[Stored entries]
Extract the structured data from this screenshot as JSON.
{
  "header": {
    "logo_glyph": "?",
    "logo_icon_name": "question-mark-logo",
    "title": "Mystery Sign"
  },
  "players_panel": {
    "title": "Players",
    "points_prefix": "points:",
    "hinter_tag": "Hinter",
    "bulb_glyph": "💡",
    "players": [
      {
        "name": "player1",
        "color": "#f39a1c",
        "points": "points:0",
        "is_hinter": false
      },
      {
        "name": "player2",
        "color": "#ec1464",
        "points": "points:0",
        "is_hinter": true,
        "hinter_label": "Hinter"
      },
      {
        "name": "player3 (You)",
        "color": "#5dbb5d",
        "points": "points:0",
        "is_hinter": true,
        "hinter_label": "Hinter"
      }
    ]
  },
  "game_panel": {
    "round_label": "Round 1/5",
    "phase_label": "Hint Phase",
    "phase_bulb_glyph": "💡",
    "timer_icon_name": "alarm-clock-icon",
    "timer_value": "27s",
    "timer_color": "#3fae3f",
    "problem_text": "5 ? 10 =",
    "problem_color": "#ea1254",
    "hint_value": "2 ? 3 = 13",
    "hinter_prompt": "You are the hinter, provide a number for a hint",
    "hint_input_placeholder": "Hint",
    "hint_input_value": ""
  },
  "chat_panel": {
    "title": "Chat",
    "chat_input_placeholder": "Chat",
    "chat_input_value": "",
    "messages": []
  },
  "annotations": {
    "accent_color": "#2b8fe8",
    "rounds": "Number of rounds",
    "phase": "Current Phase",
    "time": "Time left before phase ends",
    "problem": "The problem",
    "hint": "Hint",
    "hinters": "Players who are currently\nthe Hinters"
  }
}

DESCRIPTION OF THE TASK: Reproduce the material above exactly; please quote every line of it.

RESPONSE FOR THIS EXERCISE:
Extract the structured data from this screenshot as JSON.
{
  "header": {
    "logo_glyph": "?",
    "logo_icon_name": "question-mark-logo",
    "title": "Mystery Sign"
  },
  "players_panel": {
    "title": "Players",
    "points_prefix": "points:",
    "hinter_tag": "Hinter",
    "bulb_glyph": "💡",
    "players": [
      {
        "name": "player1",
        "color": "#f39a1c",
        "points": "points:0",
        "is_hinter": false
      },
      {
        "name": "player2",
        "color": "#ec1464",
        "points": "points:0",
        "is_hinter": true,
        "hinter_label": "Hinter"
      },
      {
        "name": "player3 (You)",
        "color": "#5dbb5d",
        "points": "points:0",
        "is_hinter": true,
        "hinter_label": "Hinter"
      }
    ]
  },
  "game_panel": {
    "round_label": "Round 1/5",
    "phase_label": "Hint Phase",
    "phase_bulb_glyph": "💡",
    "timer_icon_name": "alarm-clock-icon",
    "timer_value": "27s",
    "timer_color": "#3fae3f",
    "problem_text": "5 ? 10 =",
    "problem_color": "#ea1254",
    "hint_value": "2 ? 3 = 13",
    "hinter_prompt": "You are the hinter, provide a number for a hint",
    "hint_input_placeholder": "Hint",
    "hint_input_value": ""
  },
  "chat_panel": {
    "title": "Chat",
    "chat_input_placeholder": "Chat",
    "chat_input_value": "",
    "messages": []
  },
  "annotations": {
    "accent_color": "#2b8fe8",
    "rounds": "Number of rounds",
    "phase": "Current Phase",
    "time": "Time left before phase ends",
    "problem": "The problem",
    "hint": "Hint",
    "hinters": "Players who are currently\nthe Hinters"
  }
}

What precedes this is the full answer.